==== RECORD LIST

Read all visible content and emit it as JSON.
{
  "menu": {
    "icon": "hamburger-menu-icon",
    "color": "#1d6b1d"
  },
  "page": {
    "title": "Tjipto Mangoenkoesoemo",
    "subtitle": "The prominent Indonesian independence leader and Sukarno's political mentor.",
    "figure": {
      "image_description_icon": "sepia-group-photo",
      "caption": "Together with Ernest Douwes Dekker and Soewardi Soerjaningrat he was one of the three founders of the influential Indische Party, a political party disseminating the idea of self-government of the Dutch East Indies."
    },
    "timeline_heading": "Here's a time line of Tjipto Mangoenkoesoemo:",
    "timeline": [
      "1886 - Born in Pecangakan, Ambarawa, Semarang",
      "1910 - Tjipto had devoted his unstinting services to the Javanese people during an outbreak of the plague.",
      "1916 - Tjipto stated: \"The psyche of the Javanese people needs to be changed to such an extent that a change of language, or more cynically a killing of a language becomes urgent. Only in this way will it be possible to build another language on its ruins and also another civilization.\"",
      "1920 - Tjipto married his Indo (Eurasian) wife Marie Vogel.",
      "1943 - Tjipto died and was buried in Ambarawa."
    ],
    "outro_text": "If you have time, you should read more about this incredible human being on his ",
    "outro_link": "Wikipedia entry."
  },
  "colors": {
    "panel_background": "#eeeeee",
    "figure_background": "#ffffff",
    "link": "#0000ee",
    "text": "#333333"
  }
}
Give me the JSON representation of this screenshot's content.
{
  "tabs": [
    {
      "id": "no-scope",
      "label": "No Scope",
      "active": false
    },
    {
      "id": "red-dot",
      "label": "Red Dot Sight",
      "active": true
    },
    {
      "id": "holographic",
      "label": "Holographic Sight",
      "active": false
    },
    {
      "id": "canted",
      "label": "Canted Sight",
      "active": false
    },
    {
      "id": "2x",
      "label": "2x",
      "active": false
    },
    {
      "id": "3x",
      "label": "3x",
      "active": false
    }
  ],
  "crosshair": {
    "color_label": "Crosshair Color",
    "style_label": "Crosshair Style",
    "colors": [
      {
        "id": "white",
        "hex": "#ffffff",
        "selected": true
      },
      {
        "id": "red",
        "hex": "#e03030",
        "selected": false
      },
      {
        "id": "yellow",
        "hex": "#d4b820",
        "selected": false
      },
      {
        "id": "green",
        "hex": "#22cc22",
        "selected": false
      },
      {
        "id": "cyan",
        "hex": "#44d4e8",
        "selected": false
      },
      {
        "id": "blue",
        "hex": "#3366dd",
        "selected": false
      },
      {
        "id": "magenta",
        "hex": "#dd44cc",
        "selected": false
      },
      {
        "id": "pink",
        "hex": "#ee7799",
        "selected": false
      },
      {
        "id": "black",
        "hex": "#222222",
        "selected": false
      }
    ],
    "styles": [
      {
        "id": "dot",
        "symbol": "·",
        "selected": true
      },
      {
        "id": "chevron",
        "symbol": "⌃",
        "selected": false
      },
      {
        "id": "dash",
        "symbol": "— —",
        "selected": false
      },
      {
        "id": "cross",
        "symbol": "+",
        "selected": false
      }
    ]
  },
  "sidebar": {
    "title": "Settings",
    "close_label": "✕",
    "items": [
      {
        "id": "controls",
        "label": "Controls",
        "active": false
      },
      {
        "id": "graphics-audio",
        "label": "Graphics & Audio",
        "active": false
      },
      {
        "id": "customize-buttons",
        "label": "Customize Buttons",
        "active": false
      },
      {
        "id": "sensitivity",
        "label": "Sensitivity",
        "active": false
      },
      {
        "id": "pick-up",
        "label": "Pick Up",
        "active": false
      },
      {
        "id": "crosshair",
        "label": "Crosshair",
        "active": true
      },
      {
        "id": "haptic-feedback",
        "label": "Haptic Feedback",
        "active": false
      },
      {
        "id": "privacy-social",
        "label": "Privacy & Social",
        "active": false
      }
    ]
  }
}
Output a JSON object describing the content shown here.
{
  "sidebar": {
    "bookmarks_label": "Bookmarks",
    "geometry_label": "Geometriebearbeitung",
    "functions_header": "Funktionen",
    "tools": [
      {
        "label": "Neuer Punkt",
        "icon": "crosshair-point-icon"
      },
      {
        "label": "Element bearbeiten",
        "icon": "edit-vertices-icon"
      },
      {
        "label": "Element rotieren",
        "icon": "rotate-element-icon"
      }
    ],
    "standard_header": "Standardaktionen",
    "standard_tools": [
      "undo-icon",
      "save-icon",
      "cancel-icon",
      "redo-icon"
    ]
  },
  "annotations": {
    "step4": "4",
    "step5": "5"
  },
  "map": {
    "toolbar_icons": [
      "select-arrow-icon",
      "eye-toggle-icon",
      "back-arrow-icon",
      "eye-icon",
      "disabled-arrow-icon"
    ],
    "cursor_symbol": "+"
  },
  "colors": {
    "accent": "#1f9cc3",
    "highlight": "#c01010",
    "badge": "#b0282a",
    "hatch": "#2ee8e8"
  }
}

========

WRITTEN INSTRUCTION:
Using the listing above, please repeat every entry exactly.

EXERCISE ANSWER:
Read all visible content and emit it as JSON.
{
  "menu": {
    "icon": "hamburger-menu-icon",
    "color": "#1d6b1d"
  },
  "page": {
    "title": "Tjipto Mangoenkoesoemo",
    "subtitle": "The prominent Indonesian independence leader and Sukarno's political mentor.",
    "figure": {
      "image_description_icon": "sepia-group-photo",
      "caption": "Together with Ernest Douwes Dekker and Soewardi Soerjaningrat he was one of the three founders of the influential Indische Party, a political party disseminating the idea of self-government of the Dutch East Indies."
    },
    "timeline_heading": "Here's a time line of Tjipto Mangoenkoesoemo:",
    "timeline": [
      "1886 - Born in Pecangakan, Ambarawa, Semarang",
      "1910 - Tjipto had devoted his unstinting services to the Javanese people during an outbreak of the plague.",
      "1916 - Tjipto stated: \"The psyche of the Javanese people needs to be changed to such an extent that a change of language, or more cynically a killing of a language becomes urgent. Only in this way will it be possible to build another language on its ruins and also another civilization.\"",
      "1920 - Tjipto married his Indo (Eurasian) wife Marie Vogel.",
      "1943 - Tjipto died and was buried in Ambarawa."
    ],
    "outro_text": "If you have time, you should read more about this incredible human being on his ",
    "outro_link": "Wikipedia entry."
  },
  "colors": {
    "panel_background": "#eeeeee",
    "figure_background": "#ffffff",
    "link": "#0000ee",
    "text": "#333333"
  }
}
Give me the JSON representation of this screenshot's content.
{
  "tabs": [
    {
      "id": "no-scope",
      "label": "No Scope",
      "active": false
    },
    {
      "id": "red-dot",
      "label": "Red Dot Sight",
      "active": true
    },
    {
      "id": "holographic",
      "label": "Holographic Sight",
      "active": false
    },
    {
      "id": "canted",
      "label": "Canted Sight",
      "active": false
    },
    {
      "id": "2x",
      "label": "2x",
      "active": false
    },
    {
      "id": "3x",
      "label": "3x",
      "active": false
    }
  ],
  "crosshair": {
    "color_label": "Crosshair Color",
    "style_label": "Crosshair Style",
    "colors": [
      {
        "id": "white",
        "hex": "#ffffff",
        "selected": true
      },
      {
        "id": "red",
        "hex": "#e03030",
        "selected": false
      },
      {
        "id": "yellow",
        "hex": "#d4b820",
        "selected": false
      },
      {
        "id": "green",
        "hex": "#22cc22",
        "selected": false
      },
      {
        "id": "cyan",
        "hex": "#44d4e8",
        "selected": false
      },
      {
        "id": "blue",
        "hex": "#3366dd",
        "selected": false
      },
      {
        "id": "magenta",
        "hex": "#dd44cc",
        "selected": false
      },
      {
        "id": "pink",
        "hex": "#ee7799",
        "selected": false
      },
      {
        "id": "black",
        "hex": "#222222",
        "selected": false
      }
    ],
    "styles": [
      {
        "id": "dot",
        "symbol": "·",
        "selected": true
      },
      {
        "id": "chevron",
        "symbol": "⌃",
        "selected": false
      },
      {
        "id": "dash",
        "symbol": "— —",
        "selected": false
      },
      {
        "id": "cross",
        "symbol": "+",
        "selected": false
      }
    ]
  },
  "sidebar": {
    "title": "Settings",
    "close_label": "✕",
    "items": [
      {
        "id": "controls",
        "label": "Controls",
        "active": false
      },
      {
        "id": "graphics-audio",
        "label": "Graphics & Audio",
        "active": false
      },
      {
        "id": "customize-buttons",
        "label": "Customize Buttons",
        "active": false
      },
      {
        "id": "sensitivity",
        "label": "Sensitivity",
        "active": false
      },
      {
        "id": "pick-up",
        "label": "Pick Up",
        "active": false
      },
      {
        "id": "crosshair",
        "label": "Crosshair",
        "active": true
      },
      {
        "id": "haptic-feedback",
        "label": "Haptic Feedback",
        "active": false
      },
      {
        "id": "privacy-social",
        "label": "Privacy & Social",
        "active": false
      }
    ]
  }
}
Output a JSON object describing the content shown here.
{
  "sidebar": {
    "bookmarks_label": "Bookmarks",
    "geometry_label": "Geometriebearbeitung",
    "functions_header": "Funktionen",
    "tools": [
      {
        "label": "Neuer Punkt",
        "icon": "crosshair-point-icon"
      },
      {
        "label": "Element bearbeiten",
        "icon": "edit-vertices-icon"
      },
      {
        "label": "Element rotieren",
        "icon": "rotate-element-icon"
      }
    ],
    "standard_header": "Standardaktionen",
    "standard_tools": [
      "undo-icon",
      "save-icon",
      "cancel-icon",
      "redo-icon"
    ]
  },
  "annotations": {
    "step4": "4",
    "step5": "5"
  },
  "map": {
    "toolbar_icons": [
      "select-arrow-icon",
      "eye-toggle-icon",
      "back-arrow-icon",
      "eye-icon",
      "disabled-arrow-icon"
    ],
    "cursor_symbol": "+"
  },
  "colors": {
    "accent": "#1f9cc3",
    "highlight": "#c01010",
    "badge": "#b0282a",
    "hatch": "#2ee8e8"
  }
}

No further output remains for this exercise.